"""

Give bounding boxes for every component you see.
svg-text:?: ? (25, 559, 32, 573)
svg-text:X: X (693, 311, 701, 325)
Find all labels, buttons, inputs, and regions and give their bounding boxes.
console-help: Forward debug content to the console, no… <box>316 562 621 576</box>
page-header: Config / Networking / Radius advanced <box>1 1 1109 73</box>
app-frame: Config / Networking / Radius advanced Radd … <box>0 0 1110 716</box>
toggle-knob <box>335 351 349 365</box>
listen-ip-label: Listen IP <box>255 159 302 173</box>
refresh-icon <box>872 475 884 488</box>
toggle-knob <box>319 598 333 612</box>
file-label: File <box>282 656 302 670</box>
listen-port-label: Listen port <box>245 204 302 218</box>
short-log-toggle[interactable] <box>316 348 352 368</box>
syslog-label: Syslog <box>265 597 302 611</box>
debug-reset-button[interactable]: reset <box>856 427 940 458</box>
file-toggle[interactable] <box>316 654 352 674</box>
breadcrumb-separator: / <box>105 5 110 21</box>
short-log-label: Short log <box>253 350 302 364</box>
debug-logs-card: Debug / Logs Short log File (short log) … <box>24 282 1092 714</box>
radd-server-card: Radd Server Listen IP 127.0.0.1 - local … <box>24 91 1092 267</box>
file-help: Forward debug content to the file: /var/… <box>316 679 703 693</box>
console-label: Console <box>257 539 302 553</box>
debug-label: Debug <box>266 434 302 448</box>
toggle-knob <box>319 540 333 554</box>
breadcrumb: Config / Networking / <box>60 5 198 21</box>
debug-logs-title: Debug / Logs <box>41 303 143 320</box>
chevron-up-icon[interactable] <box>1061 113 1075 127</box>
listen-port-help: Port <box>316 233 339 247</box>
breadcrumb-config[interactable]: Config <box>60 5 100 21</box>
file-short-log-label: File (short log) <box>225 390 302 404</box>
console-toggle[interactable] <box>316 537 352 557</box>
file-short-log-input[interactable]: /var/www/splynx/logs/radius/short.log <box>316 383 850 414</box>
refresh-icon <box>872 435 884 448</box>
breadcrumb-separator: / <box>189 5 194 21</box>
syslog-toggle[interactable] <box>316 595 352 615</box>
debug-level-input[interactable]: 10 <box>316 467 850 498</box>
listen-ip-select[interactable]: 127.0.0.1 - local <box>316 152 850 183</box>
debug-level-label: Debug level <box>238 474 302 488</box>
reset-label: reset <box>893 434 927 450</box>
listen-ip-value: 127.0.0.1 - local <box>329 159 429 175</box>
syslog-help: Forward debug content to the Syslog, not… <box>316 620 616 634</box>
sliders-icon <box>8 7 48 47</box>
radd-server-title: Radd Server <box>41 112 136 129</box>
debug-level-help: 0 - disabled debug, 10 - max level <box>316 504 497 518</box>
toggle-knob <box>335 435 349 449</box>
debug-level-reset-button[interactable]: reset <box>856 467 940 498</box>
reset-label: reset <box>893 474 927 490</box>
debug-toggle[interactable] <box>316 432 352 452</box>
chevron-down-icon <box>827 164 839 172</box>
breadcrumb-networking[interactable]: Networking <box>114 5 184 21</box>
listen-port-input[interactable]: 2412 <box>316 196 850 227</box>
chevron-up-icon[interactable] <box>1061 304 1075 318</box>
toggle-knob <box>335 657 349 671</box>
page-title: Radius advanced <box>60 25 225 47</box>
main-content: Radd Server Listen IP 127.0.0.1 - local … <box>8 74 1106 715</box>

"""

## AIM
Copy out the listing above, every line in its original order, with no character changed.

## RESPONSE BELOW
Give bounding boxes for every component you see.
svg-text:?: ? (25, 559, 32, 573)
svg-text:X: X (693, 311, 701, 325)
Find all labels, buttons, inputs, and regions and give their bounding boxes.
console-help: Forward debug content to the console, no… <box>316 562 621 576</box>
page-header: Config / Networking / Radius advanced <box>1 1 1109 73</box>
app-frame: Config / Networking / Radius advanced Radd … <box>0 0 1110 716</box>
toggle-knob <box>335 351 349 365</box>
listen-ip-label: Listen IP <box>255 159 302 173</box>
refresh-icon <box>872 475 884 488</box>
toggle-knob <box>319 598 333 612</box>
file-label: File <box>282 656 302 670</box>
listen-port-label: Listen port <box>245 204 302 218</box>
short-log-toggle[interactable] <box>316 348 352 368</box>
syslog-label: Syslog <box>265 597 302 611</box>
debug-reset-button[interactable]: reset <box>856 427 940 458</box>
file-toggle[interactable] <box>316 654 352 674</box>
breadcrumb-separator: / <box>105 5 110 21</box>
short-log-label: Short log <box>253 350 302 364</box>
debug-logs-card: Debug / Logs Short log File (short log) … <box>24 282 1092 714</box>
radd-server-card: Radd Server Listen IP 127.0.0.1 - local … <box>24 91 1092 267</box>
file-help: Forward debug content to the file: /var/… <box>316 679 703 693</box>
console-label: Console <box>257 539 302 553</box>
debug-label: Debug <box>266 434 302 448</box>
toggle-knob <box>319 540 333 554</box>
breadcrumb: Config / Networking / <box>60 5 198 21</box>
debug-logs-title: Debug / Logs <box>41 303 143 320</box>
chevron-up-icon[interactable] <box>1061 113 1075 127</box>
listen-port-help: Port <box>316 233 339 247</box>
breadcrumb-config[interactable]: Config <box>60 5 100 21</box>
file-short-log-label: File (short log) <box>225 390 302 404</box>
console-toggle[interactable] <box>316 537 352 557</box>
file-short-log-input[interactable]: /var/www/splynx/logs/radius/short.log <box>316 383 850 414</box>
refresh-icon <box>872 435 884 448</box>
breadcrumb-separator: / <box>189 5 194 21</box>
syslog-toggle[interactable] <box>316 595 352 615</box>
debug-level-input[interactable]: 10 <box>316 467 850 498</box>
listen-ip-select[interactable]: 127.0.0.1 - local <box>316 152 850 183</box>
debug-level-label: Debug level <box>238 474 302 488</box>
reset-label: reset <box>893 434 927 450</box>
listen-ip-value: 127.0.0.1 - local <box>329 159 429 175</box>
syslog-help: Forward debug content to the Syslog, not… <box>316 620 616 634</box>
sliders-icon <box>8 7 48 47</box>
radd-server-title: Radd Server <box>41 112 136 129</box>
debug-level-help: 0 - disabled debug, 10 - max level <box>316 504 497 518</box>
toggle-knob <box>335 435 349 449</box>
debug-level-reset-button[interactable]: reset <box>856 467 940 498</box>
reset-label: reset <box>893 474 927 490</box>
debug-toggle[interactable] <box>316 432 352 452</box>
chevron-down-icon <box>827 164 839 172</box>
breadcrumb-networking[interactable]: Networking <box>114 5 184 21</box>
listen-port-input[interactable]: 2412 <box>316 196 850 227</box>
chevron-up-icon[interactable] <box>1061 304 1075 318</box>
toggle-knob <box>335 657 349 671</box>
page-title: Radius advanced <box>60 25 225 47</box>
main-content: Radd Server Listen IP 127.0.0.1 - local … <box>8 74 1106 715</box>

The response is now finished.